Give back every line of the entries below without changing anything, but leave the pictures out.

## [EXERCISE INPUT]
————
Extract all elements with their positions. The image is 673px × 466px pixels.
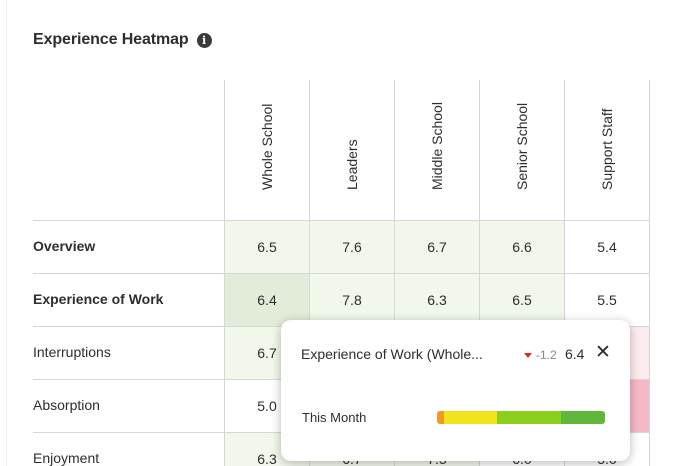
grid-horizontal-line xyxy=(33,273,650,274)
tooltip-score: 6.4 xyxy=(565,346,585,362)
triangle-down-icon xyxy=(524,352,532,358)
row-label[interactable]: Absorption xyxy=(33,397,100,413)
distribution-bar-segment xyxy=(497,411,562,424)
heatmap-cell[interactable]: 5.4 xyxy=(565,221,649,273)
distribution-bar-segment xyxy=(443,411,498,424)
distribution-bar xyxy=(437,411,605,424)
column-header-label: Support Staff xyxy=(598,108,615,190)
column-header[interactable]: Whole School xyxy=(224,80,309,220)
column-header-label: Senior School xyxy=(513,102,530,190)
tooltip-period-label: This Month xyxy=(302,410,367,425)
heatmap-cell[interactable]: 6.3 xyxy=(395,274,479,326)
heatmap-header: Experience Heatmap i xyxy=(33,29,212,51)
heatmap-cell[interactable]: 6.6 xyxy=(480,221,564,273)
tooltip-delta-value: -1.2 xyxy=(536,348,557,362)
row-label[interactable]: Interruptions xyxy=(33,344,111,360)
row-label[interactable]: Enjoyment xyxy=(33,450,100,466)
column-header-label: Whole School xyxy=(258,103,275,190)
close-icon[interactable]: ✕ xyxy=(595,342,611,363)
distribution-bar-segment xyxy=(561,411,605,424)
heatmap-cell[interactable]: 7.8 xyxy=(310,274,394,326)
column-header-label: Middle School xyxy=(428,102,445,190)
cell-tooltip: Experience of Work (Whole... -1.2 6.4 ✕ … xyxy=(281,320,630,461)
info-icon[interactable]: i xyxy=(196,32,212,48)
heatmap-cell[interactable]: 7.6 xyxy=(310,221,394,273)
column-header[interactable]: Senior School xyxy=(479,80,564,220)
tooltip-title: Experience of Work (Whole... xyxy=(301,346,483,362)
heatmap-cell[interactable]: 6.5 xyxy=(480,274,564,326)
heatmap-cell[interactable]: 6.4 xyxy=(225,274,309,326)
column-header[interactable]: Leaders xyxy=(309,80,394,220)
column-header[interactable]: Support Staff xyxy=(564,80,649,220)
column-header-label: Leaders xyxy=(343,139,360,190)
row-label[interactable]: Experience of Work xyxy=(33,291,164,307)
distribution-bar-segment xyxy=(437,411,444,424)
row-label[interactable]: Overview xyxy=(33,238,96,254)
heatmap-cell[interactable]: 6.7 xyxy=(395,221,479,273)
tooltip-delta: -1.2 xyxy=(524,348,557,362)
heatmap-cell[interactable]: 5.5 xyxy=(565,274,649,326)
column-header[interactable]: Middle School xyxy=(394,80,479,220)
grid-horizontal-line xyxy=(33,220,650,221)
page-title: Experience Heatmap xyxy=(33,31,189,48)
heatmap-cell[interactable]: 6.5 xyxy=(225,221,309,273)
————
## [ANSWER]
Extract all elements with their positions. The image is 673px × 466px pixels.
grid-horizontal-line xyxy=(33,273,650,274)
tooltip-score: 6.4 xyxy=(565,346,585,362)
triangle-down-icon xyxy=(524,352,532,358)
row-label[interactable]: Absorption xyxy=(33,397,100,413)
distribution-bar-segment xyxy=(497,411,562,424)
heatmap-cell[interactable]: 5.4 xyxy=(565,221,649,273)
distribution-bar-segment xyxy=(443,411,498,424)
distribution-bar xyxy=(437,411,605,424)
column-header-label: Support Staff xyxy=(598,108,615,190)
column-header[interactable]: Whole School xyxy=(224,80,309,220)
column-header-label: Senior School xyxy=(513,102,530,190)
tooltip-period-label: This Month xyxy=(302,410,367,425)
heatmap-cell[interactable]: 6.3 xyxy=(395,274,479,326)
heatmap-header: Experience Heatmap i xyxy=(33,29,212,51)
heatmap-cell[interactable]: 6.6 xyxy=(480,221,564,273)
tooltip-delta-value: -1.2 xyxy=(536,348,557,362)
row-label[interactable]: Interruptions xyxy=(33,344,111,360)
row-label[interactable]: Enjoyment xyxy=(33,450,100,466)
column-header-label: Whole School xyxy=(258,103,275,190)
close-icon[interactable]: ✕ xyxy=(595,342,611,363)
distribution-bar-segment xyxy=(561,411,605,424)
heatmap-cell[interactable]: 7.8 xyxy=(310,274,394,326)
column-header-label: Middle School xyxy=(428,102,445,190)
cell-tooltip: Experience of Work (Whole... -1.2 6.4 ✕ … xyxy=(281,320,630,461)
info-icon[interactable]: i xyxy=(196,32,212,48)
heatmap-cell[interactable]: 7.6 xyxy=(310,221,394,273)
column-header[interactable]: Senior School xyxy=(479,80,564,220)
tooltip-title: Experience of Work (Whole... xyxy=(301,346,483,362)
heatmap-cell[interactable]: 6.5 xyxy=(480,274,564,326)
heatmap-cell[interactable]: 6.4 xyxy=(225,274,309,326)
column-header[interactable]: Leaders xyxy=(309,80,394,220)
column-header[interactable]: Support Staff xyxy=(564,80,649,220)
column-header-label: Leaders xyxy=(343,139,360,190)
row-label[interactable]: Experience of Work xyxy=(33,291,164,307)
distribution-bar-segment xyxy=(437,411,444,424)
row-label[interactable]: Overview xyxy=(33,238,96,254)
heatmap-cell[interactable]: 6.7 xyxy=(395,221,479,273)
tooltip-delta: -1.2 xyxy=(524,348,557,362)
heatmap-cell[interactable]: 5.5 xyxy=(565,274,649,326)
column-header[interactable]: Middle School xyxy=(394,80,479,220)
grid-horizontal-line xyxy=(33,220,650,221)
page-title: Experience Heatmap xyxy=(33,31,189,48)
heatmap-cell[interactable]: 6.5 xyxy=(225,221,309,273)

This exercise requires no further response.